[Figure collection entries]

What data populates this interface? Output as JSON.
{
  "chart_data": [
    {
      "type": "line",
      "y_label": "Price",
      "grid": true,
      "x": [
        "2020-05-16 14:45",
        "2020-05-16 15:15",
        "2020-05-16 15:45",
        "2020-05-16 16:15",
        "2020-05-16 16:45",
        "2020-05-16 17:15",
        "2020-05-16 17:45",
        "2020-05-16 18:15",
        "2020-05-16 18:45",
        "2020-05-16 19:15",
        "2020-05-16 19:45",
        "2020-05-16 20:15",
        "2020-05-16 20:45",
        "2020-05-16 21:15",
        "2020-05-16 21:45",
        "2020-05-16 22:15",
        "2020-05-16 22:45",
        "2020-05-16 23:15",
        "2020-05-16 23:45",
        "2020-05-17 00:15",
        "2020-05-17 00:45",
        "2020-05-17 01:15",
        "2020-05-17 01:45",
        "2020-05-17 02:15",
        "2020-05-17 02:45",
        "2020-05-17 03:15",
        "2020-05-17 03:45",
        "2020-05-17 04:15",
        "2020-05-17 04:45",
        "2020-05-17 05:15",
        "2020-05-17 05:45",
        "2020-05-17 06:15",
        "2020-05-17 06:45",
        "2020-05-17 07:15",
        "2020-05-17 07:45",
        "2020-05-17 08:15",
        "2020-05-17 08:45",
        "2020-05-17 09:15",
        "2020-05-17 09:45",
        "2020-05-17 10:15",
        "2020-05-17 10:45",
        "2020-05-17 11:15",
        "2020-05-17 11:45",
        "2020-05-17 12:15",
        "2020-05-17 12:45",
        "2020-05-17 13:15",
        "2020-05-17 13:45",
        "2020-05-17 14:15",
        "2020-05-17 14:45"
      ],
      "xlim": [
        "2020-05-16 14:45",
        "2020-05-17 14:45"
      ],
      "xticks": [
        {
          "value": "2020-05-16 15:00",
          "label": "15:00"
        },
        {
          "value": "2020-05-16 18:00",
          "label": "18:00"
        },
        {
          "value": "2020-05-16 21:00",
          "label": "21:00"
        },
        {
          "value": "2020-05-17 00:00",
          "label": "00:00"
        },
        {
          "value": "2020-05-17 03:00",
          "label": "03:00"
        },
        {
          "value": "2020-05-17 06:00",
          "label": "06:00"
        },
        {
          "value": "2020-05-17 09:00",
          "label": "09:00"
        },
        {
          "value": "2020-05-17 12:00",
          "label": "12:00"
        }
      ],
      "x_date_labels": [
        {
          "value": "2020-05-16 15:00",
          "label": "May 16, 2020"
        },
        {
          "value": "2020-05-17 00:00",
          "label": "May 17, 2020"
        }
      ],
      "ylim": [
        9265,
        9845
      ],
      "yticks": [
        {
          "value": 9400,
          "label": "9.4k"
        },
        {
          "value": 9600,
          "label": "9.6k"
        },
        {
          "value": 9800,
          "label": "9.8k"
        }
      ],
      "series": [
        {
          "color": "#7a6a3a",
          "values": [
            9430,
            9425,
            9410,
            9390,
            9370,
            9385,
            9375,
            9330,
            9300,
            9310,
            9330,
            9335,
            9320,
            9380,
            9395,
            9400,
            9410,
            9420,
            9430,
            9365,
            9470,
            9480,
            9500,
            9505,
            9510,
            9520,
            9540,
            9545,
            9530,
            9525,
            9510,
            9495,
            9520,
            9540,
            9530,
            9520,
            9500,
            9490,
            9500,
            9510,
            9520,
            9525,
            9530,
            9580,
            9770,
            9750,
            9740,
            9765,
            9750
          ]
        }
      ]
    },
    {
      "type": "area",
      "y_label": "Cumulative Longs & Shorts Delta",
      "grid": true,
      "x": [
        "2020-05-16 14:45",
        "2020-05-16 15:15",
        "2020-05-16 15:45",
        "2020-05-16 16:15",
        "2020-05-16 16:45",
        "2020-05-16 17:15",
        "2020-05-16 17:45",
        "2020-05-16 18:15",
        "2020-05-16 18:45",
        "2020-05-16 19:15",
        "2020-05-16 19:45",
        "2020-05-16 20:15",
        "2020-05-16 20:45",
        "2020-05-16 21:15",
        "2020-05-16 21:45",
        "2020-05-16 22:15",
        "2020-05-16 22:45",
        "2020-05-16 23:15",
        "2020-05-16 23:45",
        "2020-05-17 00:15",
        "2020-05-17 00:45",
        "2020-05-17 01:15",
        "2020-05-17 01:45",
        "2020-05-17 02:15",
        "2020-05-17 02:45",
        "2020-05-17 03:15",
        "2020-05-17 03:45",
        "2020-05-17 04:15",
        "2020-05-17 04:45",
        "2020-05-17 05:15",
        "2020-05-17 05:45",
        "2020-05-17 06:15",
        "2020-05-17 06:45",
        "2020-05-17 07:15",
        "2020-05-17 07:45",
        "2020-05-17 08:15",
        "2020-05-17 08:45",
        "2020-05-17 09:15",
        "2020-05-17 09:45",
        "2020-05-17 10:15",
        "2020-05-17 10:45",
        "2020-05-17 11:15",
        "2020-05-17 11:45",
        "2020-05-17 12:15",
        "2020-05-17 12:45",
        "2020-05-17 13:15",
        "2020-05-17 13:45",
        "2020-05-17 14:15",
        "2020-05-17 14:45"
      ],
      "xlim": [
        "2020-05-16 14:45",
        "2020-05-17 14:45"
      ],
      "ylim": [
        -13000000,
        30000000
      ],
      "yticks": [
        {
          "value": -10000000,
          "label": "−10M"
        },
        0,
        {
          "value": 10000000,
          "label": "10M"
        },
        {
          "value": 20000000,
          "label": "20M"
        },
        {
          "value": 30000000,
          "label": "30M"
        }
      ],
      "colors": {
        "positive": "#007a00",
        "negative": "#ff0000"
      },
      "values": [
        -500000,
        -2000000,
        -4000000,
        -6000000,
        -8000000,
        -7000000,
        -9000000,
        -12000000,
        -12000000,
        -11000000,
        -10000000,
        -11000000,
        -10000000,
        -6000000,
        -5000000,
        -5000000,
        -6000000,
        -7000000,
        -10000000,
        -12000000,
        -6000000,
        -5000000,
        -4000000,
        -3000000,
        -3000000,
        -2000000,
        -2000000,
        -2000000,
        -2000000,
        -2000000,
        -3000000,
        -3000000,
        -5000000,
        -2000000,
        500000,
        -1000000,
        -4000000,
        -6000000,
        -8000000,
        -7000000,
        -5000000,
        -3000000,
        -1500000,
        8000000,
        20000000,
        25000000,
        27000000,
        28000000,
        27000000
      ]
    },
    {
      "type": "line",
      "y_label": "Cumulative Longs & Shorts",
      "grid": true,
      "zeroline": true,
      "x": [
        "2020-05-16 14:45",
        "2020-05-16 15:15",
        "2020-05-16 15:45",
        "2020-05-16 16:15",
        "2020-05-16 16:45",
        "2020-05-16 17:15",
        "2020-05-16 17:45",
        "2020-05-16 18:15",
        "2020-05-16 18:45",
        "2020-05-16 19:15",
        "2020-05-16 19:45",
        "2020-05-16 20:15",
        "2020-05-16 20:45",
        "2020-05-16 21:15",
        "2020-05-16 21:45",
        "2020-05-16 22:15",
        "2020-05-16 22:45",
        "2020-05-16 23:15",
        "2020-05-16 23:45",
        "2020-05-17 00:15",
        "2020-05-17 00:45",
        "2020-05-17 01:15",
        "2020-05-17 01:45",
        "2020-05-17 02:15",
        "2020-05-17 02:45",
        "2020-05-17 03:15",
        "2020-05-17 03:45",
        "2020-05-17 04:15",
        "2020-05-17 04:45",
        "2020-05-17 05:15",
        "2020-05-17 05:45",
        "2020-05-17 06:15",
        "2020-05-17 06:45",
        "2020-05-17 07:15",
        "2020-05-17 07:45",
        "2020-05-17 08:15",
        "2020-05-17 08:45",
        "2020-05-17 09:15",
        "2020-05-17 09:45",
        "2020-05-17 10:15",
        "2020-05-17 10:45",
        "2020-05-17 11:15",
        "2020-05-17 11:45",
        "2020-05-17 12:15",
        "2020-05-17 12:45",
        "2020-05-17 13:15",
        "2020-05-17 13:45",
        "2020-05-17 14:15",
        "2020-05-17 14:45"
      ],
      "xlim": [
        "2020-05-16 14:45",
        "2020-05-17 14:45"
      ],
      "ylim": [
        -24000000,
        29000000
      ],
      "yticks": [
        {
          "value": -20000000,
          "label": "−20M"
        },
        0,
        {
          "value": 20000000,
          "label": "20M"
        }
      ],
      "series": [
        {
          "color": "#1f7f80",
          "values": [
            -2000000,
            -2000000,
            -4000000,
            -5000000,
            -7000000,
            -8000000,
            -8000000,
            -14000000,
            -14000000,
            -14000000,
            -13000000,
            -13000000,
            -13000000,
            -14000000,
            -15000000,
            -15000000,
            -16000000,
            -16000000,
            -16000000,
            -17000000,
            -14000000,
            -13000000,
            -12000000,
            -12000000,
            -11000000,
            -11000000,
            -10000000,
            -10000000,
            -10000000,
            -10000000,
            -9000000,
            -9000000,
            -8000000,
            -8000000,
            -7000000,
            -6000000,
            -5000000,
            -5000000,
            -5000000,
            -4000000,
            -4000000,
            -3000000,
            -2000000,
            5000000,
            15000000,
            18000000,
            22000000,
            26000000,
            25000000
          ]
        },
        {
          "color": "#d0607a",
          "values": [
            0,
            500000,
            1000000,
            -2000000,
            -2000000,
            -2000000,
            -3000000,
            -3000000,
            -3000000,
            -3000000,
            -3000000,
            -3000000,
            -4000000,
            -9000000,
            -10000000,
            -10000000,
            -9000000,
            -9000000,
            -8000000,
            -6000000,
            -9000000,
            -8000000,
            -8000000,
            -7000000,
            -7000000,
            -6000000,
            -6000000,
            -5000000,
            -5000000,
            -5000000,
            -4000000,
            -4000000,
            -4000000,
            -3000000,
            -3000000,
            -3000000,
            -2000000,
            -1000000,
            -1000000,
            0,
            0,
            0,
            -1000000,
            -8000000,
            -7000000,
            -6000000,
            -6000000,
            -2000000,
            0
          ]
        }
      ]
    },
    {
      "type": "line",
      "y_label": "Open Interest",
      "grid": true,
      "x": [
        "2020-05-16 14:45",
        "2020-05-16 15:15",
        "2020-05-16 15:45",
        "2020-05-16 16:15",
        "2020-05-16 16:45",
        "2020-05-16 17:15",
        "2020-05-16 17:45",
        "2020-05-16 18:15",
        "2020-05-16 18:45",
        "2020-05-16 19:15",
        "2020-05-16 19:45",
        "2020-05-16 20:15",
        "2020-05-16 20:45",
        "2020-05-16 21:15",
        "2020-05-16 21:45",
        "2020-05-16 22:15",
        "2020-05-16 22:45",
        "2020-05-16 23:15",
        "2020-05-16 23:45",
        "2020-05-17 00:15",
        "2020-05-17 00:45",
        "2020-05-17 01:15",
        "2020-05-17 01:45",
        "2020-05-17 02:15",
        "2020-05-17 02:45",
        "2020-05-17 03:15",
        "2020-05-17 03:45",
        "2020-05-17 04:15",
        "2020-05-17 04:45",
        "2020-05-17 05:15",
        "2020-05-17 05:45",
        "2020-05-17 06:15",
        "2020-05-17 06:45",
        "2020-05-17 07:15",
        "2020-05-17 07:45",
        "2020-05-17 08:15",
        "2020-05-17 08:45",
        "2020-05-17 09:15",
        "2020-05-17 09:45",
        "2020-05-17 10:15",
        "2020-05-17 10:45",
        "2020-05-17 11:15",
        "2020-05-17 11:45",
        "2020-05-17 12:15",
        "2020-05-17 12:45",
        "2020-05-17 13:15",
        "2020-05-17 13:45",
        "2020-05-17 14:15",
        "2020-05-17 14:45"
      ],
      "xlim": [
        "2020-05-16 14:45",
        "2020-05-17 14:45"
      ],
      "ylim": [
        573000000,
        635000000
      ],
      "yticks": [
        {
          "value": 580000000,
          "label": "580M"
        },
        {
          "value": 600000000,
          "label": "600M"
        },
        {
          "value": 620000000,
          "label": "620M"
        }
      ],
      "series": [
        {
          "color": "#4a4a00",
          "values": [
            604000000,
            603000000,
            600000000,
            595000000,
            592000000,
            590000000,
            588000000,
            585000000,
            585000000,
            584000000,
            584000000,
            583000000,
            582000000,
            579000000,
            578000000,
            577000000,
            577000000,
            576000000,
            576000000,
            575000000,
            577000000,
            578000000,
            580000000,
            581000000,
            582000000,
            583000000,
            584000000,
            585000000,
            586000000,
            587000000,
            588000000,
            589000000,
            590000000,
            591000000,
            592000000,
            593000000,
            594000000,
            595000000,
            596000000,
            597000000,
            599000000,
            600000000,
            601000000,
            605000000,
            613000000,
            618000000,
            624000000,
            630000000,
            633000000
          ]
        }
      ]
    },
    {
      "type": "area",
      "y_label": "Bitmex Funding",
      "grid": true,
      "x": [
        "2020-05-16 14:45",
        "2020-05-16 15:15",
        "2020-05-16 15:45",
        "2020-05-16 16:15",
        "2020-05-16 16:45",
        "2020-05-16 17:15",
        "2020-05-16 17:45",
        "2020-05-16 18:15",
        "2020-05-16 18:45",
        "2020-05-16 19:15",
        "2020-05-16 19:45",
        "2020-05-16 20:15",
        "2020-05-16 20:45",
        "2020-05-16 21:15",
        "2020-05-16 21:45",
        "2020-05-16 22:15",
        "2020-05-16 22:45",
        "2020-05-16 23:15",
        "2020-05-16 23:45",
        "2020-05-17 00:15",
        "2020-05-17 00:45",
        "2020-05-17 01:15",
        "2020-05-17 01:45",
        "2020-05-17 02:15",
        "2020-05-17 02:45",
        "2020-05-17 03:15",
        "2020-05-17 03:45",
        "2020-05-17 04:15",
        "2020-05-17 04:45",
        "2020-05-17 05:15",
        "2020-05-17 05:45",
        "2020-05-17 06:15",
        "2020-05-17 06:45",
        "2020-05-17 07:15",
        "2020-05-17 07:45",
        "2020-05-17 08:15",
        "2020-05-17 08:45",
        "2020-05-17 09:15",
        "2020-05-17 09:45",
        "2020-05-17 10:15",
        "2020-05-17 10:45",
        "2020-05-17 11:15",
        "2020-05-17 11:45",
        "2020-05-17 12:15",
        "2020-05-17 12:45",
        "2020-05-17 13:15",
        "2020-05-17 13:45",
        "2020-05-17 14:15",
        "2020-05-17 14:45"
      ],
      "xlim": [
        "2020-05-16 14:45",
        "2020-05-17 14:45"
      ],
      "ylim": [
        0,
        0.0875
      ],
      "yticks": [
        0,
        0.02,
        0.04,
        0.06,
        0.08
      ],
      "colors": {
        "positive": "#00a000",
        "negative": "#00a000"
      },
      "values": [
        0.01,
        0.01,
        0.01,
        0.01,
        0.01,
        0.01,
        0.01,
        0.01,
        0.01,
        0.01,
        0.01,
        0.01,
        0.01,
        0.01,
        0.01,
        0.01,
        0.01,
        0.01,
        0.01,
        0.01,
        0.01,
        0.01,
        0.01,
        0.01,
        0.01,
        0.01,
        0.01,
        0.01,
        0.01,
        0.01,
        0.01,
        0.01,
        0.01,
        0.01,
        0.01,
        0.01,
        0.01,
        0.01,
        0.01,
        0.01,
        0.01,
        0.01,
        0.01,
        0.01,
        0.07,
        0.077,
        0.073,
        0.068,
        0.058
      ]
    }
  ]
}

> [PROBLEM TO SOLVE]
Show the lines of the material that contain the word "Cumulative".

> [WRITTEN ANSWER]
      "y_label": "Cumulative Longs & Shorts Delta",
      "y_label": "Cumulative Longs & Shorts",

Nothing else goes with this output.